**Directions for this task:**
Without including any images, repeat the data exactly.

**Supplied data:**
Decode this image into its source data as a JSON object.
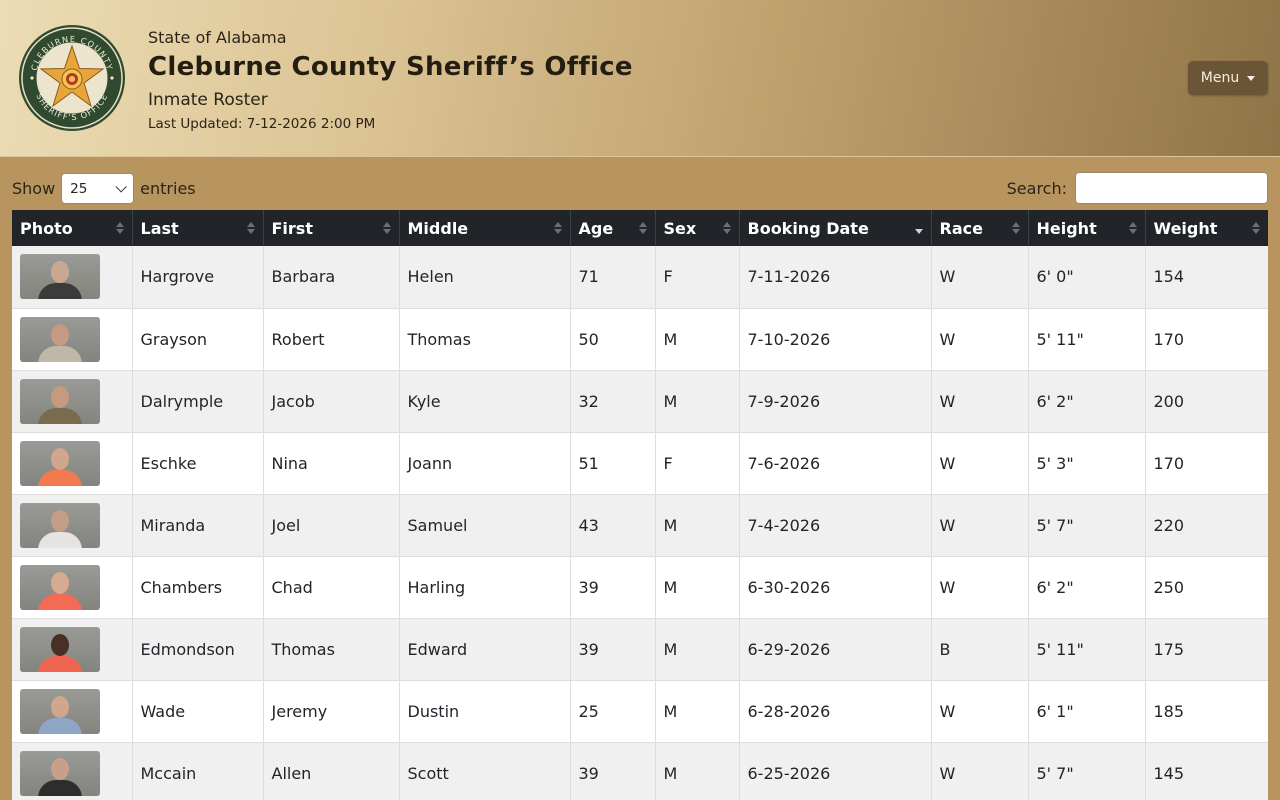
{
  "header": {
    "state": "State of Alabama",
    "office": "Cleburne County Sheriff’s Office",
    "subtitle": "Inmate Roster",
    "last_updated": "Last Updated: 7-12-2026 2:00 PM",
    "menu_label": "Menu",
    "seal_text_top": "CLEBURNE COUNTY",
    "seal_text_bottom": "SHERIFF'S OFFICE"
  },
  "controls": {
    "show_label": "Show",
    "page_length": "25",
    "entries_label": "entries",
    "search_label": "Search:",
    "search_value": ""
  },
  "table": {
    "columns": [
      "Photo",
      "Last",
      "First",
      "Middle",
      "Age",
      "Sex",
      "Booking Date",
      "Race",
      "Height",
      "Weight"
    ],
    "sorted_column": "Booking Date",
    "sort_direction": "descending",
    "rows": [
      {
        "last": "Hargrove",
        "first": "Barbara",
        "middle": "Helen",
        "age": "71",
        "sex": "F",
        "booking_date": "7-11-2026",
        "race": "W",
        "height": "6' 0\"",
        "weight": "154",
        "shirt": "#3d3b39",
        "skin": "#c9a892"
      },
      {
        "last": "Grayson",
        "first": "Robert",
        "middle": "Thomas",
        "age": "50",
        "sex": "M",
        "booking_date": "7-10-2026",
        "race": "W",
        "height": "5' 11\"",
        "weight": "170",
        "shirt": "#bfb7a8",
        "skin": "#c49a82"
      },
      {
        "last": "Dalrymple",
        "first": "Jacob",
        "middle": "Kyle",
        "age": "32",
        "sex": "M",
        "booking_date": "7-9-2026",
        "race": "W",
        "height": "6' 2\"",
        "weight": "200",
        "shirt": "#7a6a4e",
        "skin": "#c59b80"
      },
      {
        "last": "Eschke",
        "first": "Nina",
        "middle": "Joann",
        "age": "51",
        "sex": "F",
        "booking_date": "7-6-2026",
        "race": "W",
        "height": "5' 3\"",
        "weight": "170",
        "shirt": "#f27a4f",
        "skin": "#d2a68c"
      },
      {
        "last": "Miranda",
        "first": "Joel",
        "middle": "Samuel",
        "age": "43",
        "sex": "M",
        "booking_date": "7-4-2026",
        "race": "W",
        "height": "5' 7\"",
        "weight": "220",
        "shirt": "#e6e4e0",
        "skin": "#c39e86"
      },
      {
        "last": "Chambers",
        "first": "Chad",
        "middle": "Harling",
        "age": "39",
        "sex": "M",
        "booking_date": "6-30-2026",
        "race": "W",
        "height": "6' 2\"",
        "weight": "250",
        "shirt": "#f36a55",
        "skin": "#d7ab90"
      },
      {
        "last": "Edmondson",
        "first": "Thomas",
        "middle": "Edward",
        "age": "39",
        "sex": "M",
        "booking_date": "6-29-2026",
        "race": "B",
        "height": "5' 11\"",
        "weight": "175",
        "shirt": "#f06452",
        "skin": "#4a3024"
      },
      {
        "last": "Wade",
        "first": "Jeremy",
        "middle": "Dustin",
        "age": "25",
        "sex": "M",
        "booking_date": "6-28-2026",
        "race": "W",
        "height": "6' 1\"",
        "weight": "185",
        "shirt": "#8fa6c4",
        "skin": "#d0a78e"
      },
      {
        "last": "Mccain",
        "first": "Allen",
        "middle": "Scott",
        "age": "39",
        "sex": "M",
        "booking_date": "6-25-2026",
        "race": "W",
        "height": "5' 7\"",
        "weight": "145",
        "shirt": "#2f2d2b",
        "skin": "#c8a08a"
      }
    ]
  },
  "colors": {
    "header_dark": "#212529",
    "page_bg": "#b8955e",
    "menu_bg": "#6a5637",
    "seal_green": "#2f4a2f",
    "star_gold": "#e7a63c"
  }
}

**Answer to the task:**
Decode this image into its source data as a JSON object.
{
  "header": {
    "state": "State of Alabama",
    "office": "Cleburne County Sheriff’s Office",
    "subtitle": "Inmate Roster",
    "last_updated": "Last Updated: 7-12-2026 2:00 PM",
    "menu_label": "Menu",
    "seal_text_top": "CLEBURNE COUNTY",
    "seal_text_bottom": "SHERIFF'S OFFICE"
  },
  "controls": {
    "show_label": "Show",
    "page_length": "25",
    "entries_label": "entries",
    "search_label": "Search:",
    "search_value": ""
  },
  "table": {
    "columns": [
      "Photo",
      "Last",
      "First",
      "Middle",
      "Age",
      "Sex",
      "Booking Date",
      "Race",
      "Height",
      "Weight"
    ],
    "sorted_column": "Booking Date",
    "sort_direction": "descending",
    "rows": [
      {
        "last": "Hargrove",
        "first": "Barbara",
        "middle": "Helen",
        "age": "71",
        "sex": "F",
        "booking_date": "7-11-2026",
        "race": "W",
        "height": "6' 0\"",
        "weight": "154",
        "shirt": "#3d3b39",
        "skin": "#c9a892"
      },
      {
        "last": "Grayson",
        "first": "Robert",
        "middle": "Thomas",
        "age": "50",
        "sex": "M",
        "booking_date": "7-10-2026",
        "race": "W",
        "height": "5' 11\"",
        "weight": "170",
        "shirt": "#bfb7a8",
        "skin": "#c49a82"
      },
      {
        "last": "Dalrymple",
        "first": "Jacob",
        "middle": "Kyle",
        "age": "32",
        "sex": "M",
        "booking_date": "7-9-2026",
        "race": "W",
        "height": "6' 2\"",
        "weight": "200",
        "shirt": "#7a6a4e",
        "skin": "#c59b80"
      },
      {
        "last": "Eschke",
        "first": "Nina",
        "middle": "Joann",
        "age": "51",
        "sex": "F",
        "booking_date": "7-6-2026",
        "race": "W",
        "height": "5' 3\"",
        "weight": "170",
        "shirt": "#f27a4f",
        "skin": "#d2a68c"
      },
      {
        "last": "Miranda",
        "first": "Joel",
        "middle": "Samuel",
        "age": "43",
        "sex": "M",
        "booking_date": "7-4-2026",
        "race": "W",
        "height": "5' 7\"",
        "weight": "220",
        "shirt": "#e6e4e0",
        "skin": "#c39e86"
      },
      {
        "last": "Chambers",
        "first": "Chad",
        "middle": "Harling",
        "age": "39",
        "sex": "M",
        "booking_date": "6-30-2026",
        "race": "W",
        "height": "6' 2\"",
        "weight": "250",
        "shirt": "#f36a55",
        "skin": "#d7ab90"
      },
      {
        "last": "Edmondson",
        "first": "Thomas",
        "middle": "Edward",
        "age": "39",
        "sex": "M",
        "booking_date": "6-29-2026",
        "race": "B",
        "height": "5' 11\"",
        "weight": "175",
        "shirt": "#f06452",
        "skin": "#4a3024"
      },
      {
        "last": "Wade",
        "first": "Jeremy",
        "middle": "Dustin",
        "age": "25",
        "sex": "M",
        "booking_date": "6-28-2026",
        "race": "W",
        "height": "6' 1\"",
        "weight": "185",
        "shirt": "#8fa6c4",
        "skin": "#d0a78e"
      },
      {
        "last": "Mccain",
        "first": "Allen",
        "middle": "Scott",
        "age": "39",
        "sex": "M",
        "booking_date": "6-25-2026",
        "race": "W",
        "height": "5' 7\"",
        "weight": "145",
        "shirt": "#2f2d2b",
        "skin": "#c8a08a"
      }
    ]
  },
  "colors": {
    "header_dark": "#212529",
    "page_bg": "#b8955e",
    "menu_bg": "#6a5637",
    "seal_green": "#2f4a2f",
    "star_gold": "#e7a63c"
  }
}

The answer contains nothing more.